* Begin Excerpted records *
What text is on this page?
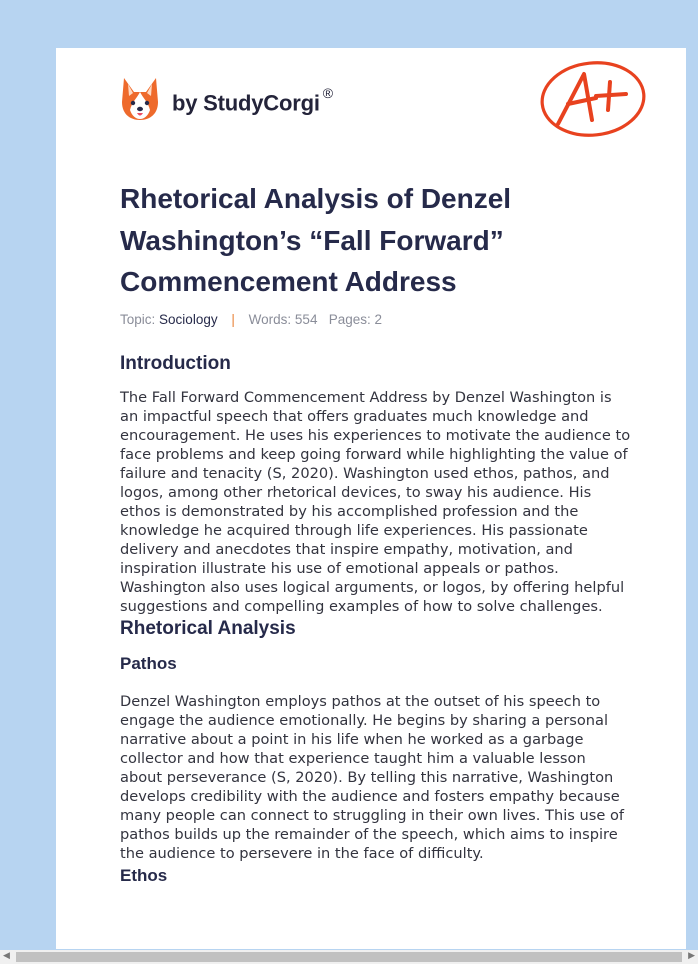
by StudyCorgi ®
Rhetorical Analysis of Denzel Washington’s “Fall Forward” Commencement Address
Topic: Sociology | Words: 554 Pages: 2
Introduction

The Fall Forward Commencement Address by Denzel Washington is an impactful speech that offers graduates much knowledge and encouragement. He uses his experiences to motivate the audience to face problems and keep going forward while highlighting the value of failure and tenacity (S, 2020). Washington used ethos, pathos, and logos, among other rhetorical devices, to sway his audience. His ethos is demonstrated by his accomplished profession and the knowledge he acquired through life experiences. His passionate delivery and anecdotes that inspire empathy, motivation, and inspiration illustrate his use of emotional appeals or pathos. Washington also uses logical arguments, or logos, by offering helpful suggestions and compelling examples of how to solve challenges.

Rhetorical Analysis
Pathos

Denzel Washington employs pathos at the outset of his speech to engage the audience emotionally. He begins by sharing a personal narrative about a point in his life when he worked as a garbage collector and how that experience taught him a valuable lesson about perseverance (S, 2020). By telling this narrative, Washington develops credibility with the audience and fosters empathy because many people can connect to struggling in their own lives. This use of pathos builds up the remainder of the speech, which aims to inspire the audience to persevere in the face of difficulty.

Ethos
◀	▶
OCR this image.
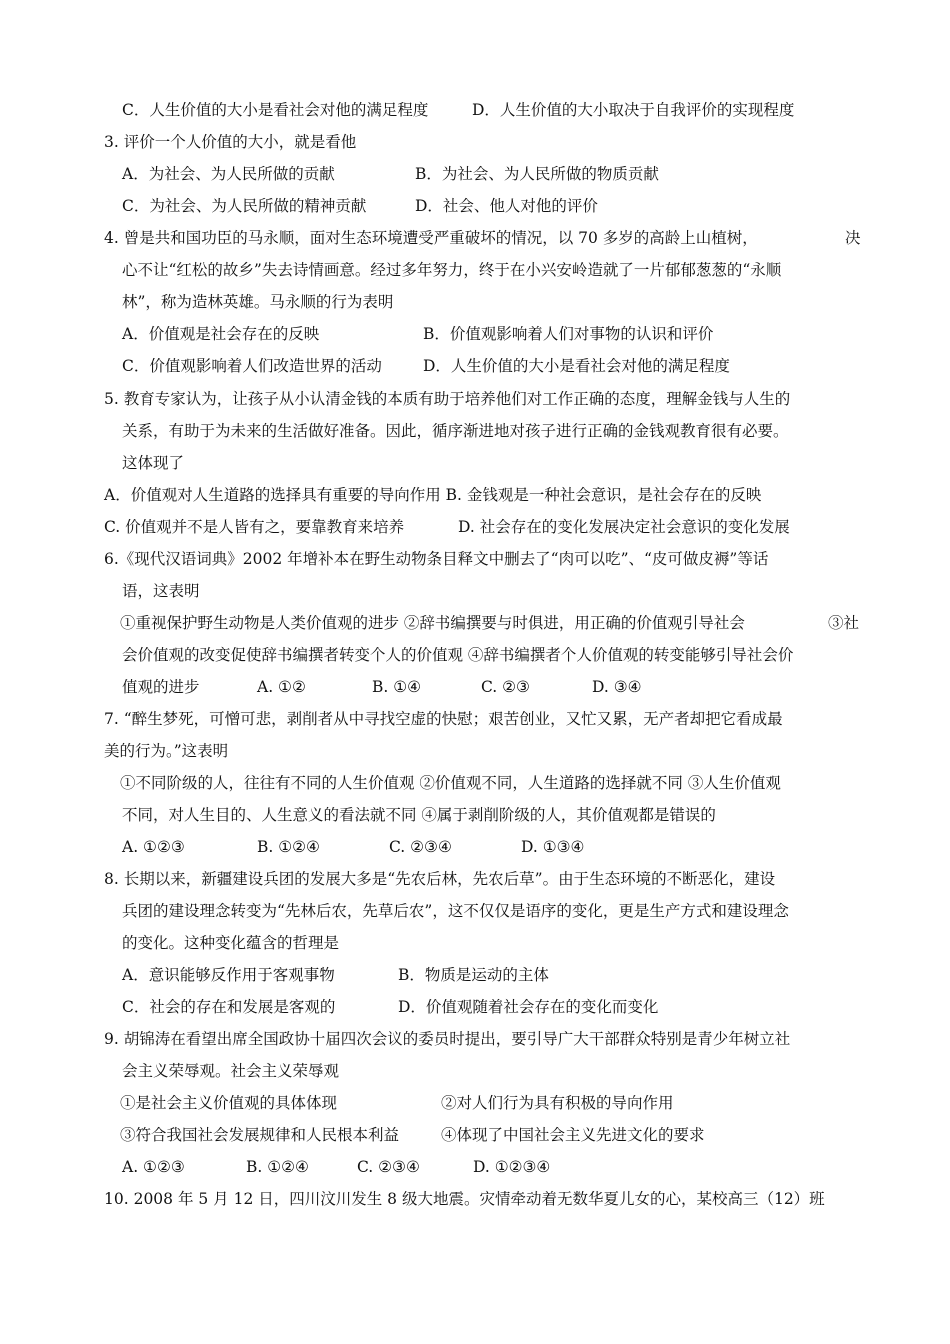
C．人生价值的大小是看社会对他的满足程度	D．人生价值的大小取决于自我评价的实现程度
3. 评价一个人价值的大小，就是看他
A．为社会、为人民所做的贡献	B．为社会、为人民所做的物质贡献
C．为社会、为人民所做的精神贡献	D．社会、他人对他的评价
4. 曾是共和国功臣的马永顺，面对生态环境遭受严重破坏的情况，以 70 多岁的高龄上山植树，	决
心不让“红松的故乡”失去诗情画意。经过多年努力，终于在小兴安岭造就了一片郁郁葱葱的“永顺
林”，称为造林英雄。马永顺的行为表明
A．价值观是社会存在的反映	B．价值观影响着人们对事物的认识和评价
C．价值观影响着人们改造世界的活动	D．人生价值的大小是看社会对他的满足程度
5. 教育专家认为，让孩子从小认清金钱的本质有助于培养他们对工作正确的态度，理解金钱与人生的
关系，有助于为未来的生活做好准备。因此，循序渐进地对孩子进行正确的金钱观教育很有必要。
这体现了
A．价值观对人生道路的选择具有重要的导向作用 B. 金钱观是一种社会意识，是社会存在的反映
C. 价值观并不是人皆有之，要靠教育来培养	D. 社会存在的变化发展决定社会意识的变化发展
6.《现代汉语词典》2002 年增补本在野生动物条目释文中删去了“肉可以吃”、“皮可做皮褥”等话
语，这表明
①重视保护野生动物是人类价值观的进步 ②辞书编撰要与时俱进，用正确的价值观引导社会	③社
会价值观的改变促使辞书编撰者转变个人的价值观 ④辞书编撰者个人价值观的转变能够引导社会价
值观的进步	A. ①②	B. ①④	C. ②③	D. ③④
7. “醉生梦死，可憎可悲，剥削者从中寻找空虚的快慰；艰苦创业，又忙又累，无产者却把它看成最
美的行为。”这表明
①不同阶级的人，往往有不同的人生价值观 ②价值观不同，人生道路的选择就不同 ③人生价值观
不同，对人生目的、人生意义的看法就不同 ④属于剥削阶级的人，其价值观都是错误的
A. ①②③	B. ①②④	C. ②③④	D. ①③④
8. 长期以来，新疆建设兵团的发展大多是“先农后林，先农后草”。由于生态环境的不断恶化，建设
兵团的建设理念转变为“先林后农，先草后农”，这不仅仅是语序的变化，更是生产方式和建设理念
的变化。这种变化蕴含的哲理是
A．意识能够反作用于客观事物	B．物质是运动的主体
C．社会的存在和发展是客观的	D．价值观随着社会存在的变化而变化
9. 胡锦涛在看望出席全国政协十届四次会议的委员时提出，要引导广大干部群众特别是青少年树立社
会主义荣辱观。社会主义荣辱观
①是社会主义价值观的具体体现	②对人们行为具有积极的导向作用
③符合我国社会发展规律和人民根本利益	④体现了中国社会主义先进文化的要求
A. ①②③	B. ①②④	C. ②③④	D. ①②③④
10. 2008 年 5 月 12 日，四川汶川发生 8 级大地震。灾情牵动着无数华夏儿女的心，某校高三（12）班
* End Excerpted records *
Exercise aim: In the records above, find each line with the word "Analysis" and copy it.

Exercise answer:
Rhetorical Analysis of Denzel Washington’s “Fall Forward” Commencement Address
Rhetorical Analysis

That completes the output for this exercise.